RECORDS FOR THE TASK:
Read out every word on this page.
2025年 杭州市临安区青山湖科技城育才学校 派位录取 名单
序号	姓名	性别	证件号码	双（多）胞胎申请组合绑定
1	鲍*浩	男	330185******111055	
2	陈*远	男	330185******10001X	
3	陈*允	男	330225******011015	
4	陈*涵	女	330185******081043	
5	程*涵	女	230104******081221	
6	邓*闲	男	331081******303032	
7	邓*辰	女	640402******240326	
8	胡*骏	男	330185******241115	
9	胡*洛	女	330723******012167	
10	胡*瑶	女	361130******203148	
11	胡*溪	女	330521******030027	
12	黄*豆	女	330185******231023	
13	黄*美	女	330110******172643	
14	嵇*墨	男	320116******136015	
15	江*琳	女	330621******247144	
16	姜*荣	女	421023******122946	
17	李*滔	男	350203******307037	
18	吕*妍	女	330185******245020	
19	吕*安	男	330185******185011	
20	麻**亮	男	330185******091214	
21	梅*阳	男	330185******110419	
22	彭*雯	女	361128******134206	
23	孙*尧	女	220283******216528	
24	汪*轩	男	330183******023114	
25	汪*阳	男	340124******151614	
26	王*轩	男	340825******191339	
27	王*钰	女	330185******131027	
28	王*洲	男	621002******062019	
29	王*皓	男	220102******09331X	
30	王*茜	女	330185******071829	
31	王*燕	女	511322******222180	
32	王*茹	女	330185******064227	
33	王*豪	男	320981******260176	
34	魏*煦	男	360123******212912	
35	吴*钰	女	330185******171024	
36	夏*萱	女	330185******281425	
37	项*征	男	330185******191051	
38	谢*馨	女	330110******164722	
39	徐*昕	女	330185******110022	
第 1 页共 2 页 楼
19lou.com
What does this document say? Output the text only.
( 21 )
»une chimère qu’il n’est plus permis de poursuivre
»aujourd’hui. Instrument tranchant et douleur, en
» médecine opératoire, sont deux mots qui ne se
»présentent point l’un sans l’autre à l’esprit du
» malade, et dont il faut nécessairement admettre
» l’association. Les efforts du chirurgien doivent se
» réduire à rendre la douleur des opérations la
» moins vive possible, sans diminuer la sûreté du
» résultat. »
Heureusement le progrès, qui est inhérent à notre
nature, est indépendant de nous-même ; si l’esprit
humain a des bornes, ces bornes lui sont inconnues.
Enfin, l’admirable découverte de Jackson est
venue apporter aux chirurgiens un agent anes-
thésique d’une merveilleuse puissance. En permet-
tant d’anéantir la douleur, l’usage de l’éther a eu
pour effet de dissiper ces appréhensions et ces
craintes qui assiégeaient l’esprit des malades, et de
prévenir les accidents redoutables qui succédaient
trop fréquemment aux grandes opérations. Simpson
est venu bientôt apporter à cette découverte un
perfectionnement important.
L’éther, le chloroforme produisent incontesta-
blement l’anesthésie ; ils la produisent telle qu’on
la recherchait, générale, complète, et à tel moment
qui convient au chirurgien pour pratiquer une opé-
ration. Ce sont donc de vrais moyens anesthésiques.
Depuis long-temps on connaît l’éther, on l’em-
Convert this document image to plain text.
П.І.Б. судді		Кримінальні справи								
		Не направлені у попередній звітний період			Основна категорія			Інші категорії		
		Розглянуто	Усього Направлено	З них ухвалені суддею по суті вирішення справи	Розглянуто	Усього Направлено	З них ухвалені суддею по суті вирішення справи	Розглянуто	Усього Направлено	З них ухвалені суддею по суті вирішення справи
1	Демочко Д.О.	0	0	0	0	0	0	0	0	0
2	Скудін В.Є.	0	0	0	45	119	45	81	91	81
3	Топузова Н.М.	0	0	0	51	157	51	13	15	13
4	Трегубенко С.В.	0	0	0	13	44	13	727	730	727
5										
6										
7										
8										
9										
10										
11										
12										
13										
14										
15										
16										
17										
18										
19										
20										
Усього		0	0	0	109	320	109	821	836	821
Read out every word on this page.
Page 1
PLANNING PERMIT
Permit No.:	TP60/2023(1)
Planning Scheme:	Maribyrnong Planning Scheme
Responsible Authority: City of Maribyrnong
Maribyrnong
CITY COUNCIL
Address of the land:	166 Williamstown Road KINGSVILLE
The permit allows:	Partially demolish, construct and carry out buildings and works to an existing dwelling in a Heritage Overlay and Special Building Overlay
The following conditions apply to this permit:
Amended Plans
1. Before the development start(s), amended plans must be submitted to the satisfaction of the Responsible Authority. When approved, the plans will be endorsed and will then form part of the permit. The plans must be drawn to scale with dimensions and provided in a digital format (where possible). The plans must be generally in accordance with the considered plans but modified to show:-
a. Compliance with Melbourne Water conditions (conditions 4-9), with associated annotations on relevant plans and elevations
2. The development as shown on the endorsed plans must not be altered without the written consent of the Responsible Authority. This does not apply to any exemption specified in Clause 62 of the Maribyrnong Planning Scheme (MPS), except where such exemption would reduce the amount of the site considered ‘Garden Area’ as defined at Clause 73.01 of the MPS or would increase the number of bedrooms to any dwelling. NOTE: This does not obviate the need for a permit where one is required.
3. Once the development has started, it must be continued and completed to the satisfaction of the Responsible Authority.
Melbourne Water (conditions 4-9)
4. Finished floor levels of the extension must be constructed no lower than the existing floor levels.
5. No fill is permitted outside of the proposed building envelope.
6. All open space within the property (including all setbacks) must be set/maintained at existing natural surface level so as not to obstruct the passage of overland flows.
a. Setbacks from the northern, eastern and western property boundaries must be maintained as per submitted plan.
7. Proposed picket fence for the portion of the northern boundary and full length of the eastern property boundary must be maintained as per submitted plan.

WORK REQUIRED: Extract all of the data shown above without alteration.

ANSWER TO THE EXERCISE:
Read out every word on this page.
2025年 杭州市临安区青山湖科技城育才学校 派位录取 名单
序号	姓名	性别	证件号码	双（多）胞胎申请组合绑定
1	鲍*浩	男	330185******111055	
2	陈*远	男	330185******10001X	
3	陈*允	男	330225******011015	
4	陈*涵	女	330185******081043	
5	程*涵	女	230104******081221	
6	邓*闲	男	331081******303032	
7	邓*辰	女	640402******240326	
8	胡*骏	男	330185******241115	
9	胡*洛	女	330723******012167	
10	胡*瑶	女	361130******203148	
11	胡*溪	女	330521******030027	
12	黄*豆	女	330185******231023	
13	黄*美	女	330110******172643	
14	嵇*墨	男	320116******136015	
15	江*琳	女	330621******247144	
16	姜*荣	女	421023******122946	
17	李*滔	男	350203******307037	
18	吕*妍	女	330185******245020	
19	吕*安	男	330185******185011	
20	麻**亮	男	330185******091214	
21	梅*阳	男	330185******110419	
22	彭*雯	女	361128******134206	
23	孙*尧	女	220283******216528	
24	汪*轩	男	330183******023114	
25	汪*阳	男	340124******151614	
26	王*轩	男	340825******191339	
27	王*钰	女	330185******131027	
28	王*洲	男	621002******062019	
29	王*皓	男	220102******09331X	
30	王*茜	女	330185******071829	
31	王*燕	女	511322******222180	
32	王*茹	女	330185******064227	
33	王*豪	男	320981******260176	
34	魏*煦	男	360123******212912	
35	吴*钰	女	330185******171024	
36	夏*萱	女	330185******281425	
37	项*征	男	330185******191051	
38	谢*馨	女	330110******164722	
39	徐*昕	女	330185******110022	
第 1 页共 2 页 楼
19lou.com
What does this document say? Output the text only.
( 21 )
»une chimère qu’il n’est plus permis de poursuivre
»aujourd’hui. Instrument tranchant et douleur, en
» médecine opératoire, sont deux mots qui ne se
»présentent point l’un sans l’autre à l’esprit du
» malade, et dont il faut nécessairement admettre
» l’association. Les efforts du chirurgien doivent se
» réduire à rendre la douleur des opérations la
» moins vive possible, sans diminuer la sûreté du
» résultat. »
Heureusement le progrès, qui est inhérent à notre
nature, est indépendant de nous-même ; si l’esprit
humain a des bornes, ces bornes lui sont inconnues.
Enfin, l’admirable découverte de Jackson est
venue apporter aux chirurgiens un agent anes-
thésique d’une merveilleuse puissance. En permet-
tant d’anéantir la douleur, l’usage de l’éther a eu
pour effet de dissiper ces appréhensions et ces
craintes qui assiégeaient l’esprit des malades, et de
prévenir les accidents redoutables qui succédaient
trop fréquemment aux grandes opérations. Simpson
est venu bientôt apporter à cette découverte un
perfectionnement important.
L’éther, le chloroforme produisent incontesta-
blement l’anesthésie ; ils la produisent telle qu’on
la recherchait, générale, complète, et à tel moment
qui convient au chirurgien pour pratiquer une opé-
ration. Ce sont donc de vrais moyens anesthésiques.
Depuis long-temps on connaît l’éther, on l’em-
Convert this document image to plain text.
П.І.Б. судді		Кримінальні справи								
		Не направлені у попередній звітний період			Основна категорія			Інші категорії		
		Розглянуто	Усього Направлено	З них ухвалені суддею по суті вирішення справи	Розглянуто	Усього Направлено	З них ухвалені суддею по суті вирішення справи	Розглянуто	Усього Направлено	З них ухвалені суддею по суті вирішення справи
1	Демочко Д.О.	0	0	0	0	0	0	0	0	0
2	Скудін В.Є.	0	0	0	45	119	45	81	91	81
3	Топузова Н.М.	0	0	0	51	157	51	13	15	13
4	Трегубенко С.В.	0	0	0	13	44	13	727	730	727
5										
6										
7										
8										
9										
10										
11										
12										
13										
14										
15										
16										
17										
18										
19										
20										
Усього		0	0	0	109	320	109	821	836	821
Read out every word on this page.
Page 1
PLANNING PERMIT
Permit No.:	TP60/2023(1)
Planning Scheme:	Maribyrnong Planning Scheme
Responsible Authority: City of Maribyrnong
Maribyrnong
CITY COUNCIL
Address of the land:	166 Williamstown Road KINGSVILLE
The permit allows:	Partially demolish, construct and carry out buildings and works to an existing dwelling in a Heritage Overlay and Special Building Overlay
The following conditions apply to this permit:
Amended Plans
1. Before the development start(s), amended plans must be submitted to the satisfaction of the Responsible Authority. When approved, the plans will be endorsed and will then form part of the permit. The plans must be drawn to scale with dimensions and provided in a digital format (where possible). The plans must be generally in accordance with the considered plans but modified to show:-
a. Compliance with Melbourne Water conditions (conditions 4-9), with associated annotations on relevant plans and elevations
2. The development as shown on the endorsed plans must not be altered without the written consent of the Responsible Authority. This does not apply to any exemption specified in Clause 62 of the Maribyrnong Planning Scheme (MPS), except where such exemption would reduce the amount of the site considered ‘Garden Area’ as defined at Clause 73.01 of the MPS or would increase the number of bedrooms to any dwelling. NOTE: This does not obviate the need for a permit where one is required.
3. Once the development has started, it must be continued and completed to the satisfaction of the Responsible Authority.
Melbourne Water (conditions 4-9)
4. Finished floor levels of the extension must be constructed no lower than the existing floor levels.
5. No fill is permitted outside of the proposed building envelope.
6. All open space within the property (including all setbacks) must be set/maintained at existing natural surface level so as not to obstruct the passage of overland flows.
a. Setbacks from the northern, eastern and western property boundaries must be maintained as per submitted plan.
7. Proposed picket fence for the portion of the northern boundary and full length of the eastern property boundary must be maintained as per submitted plan.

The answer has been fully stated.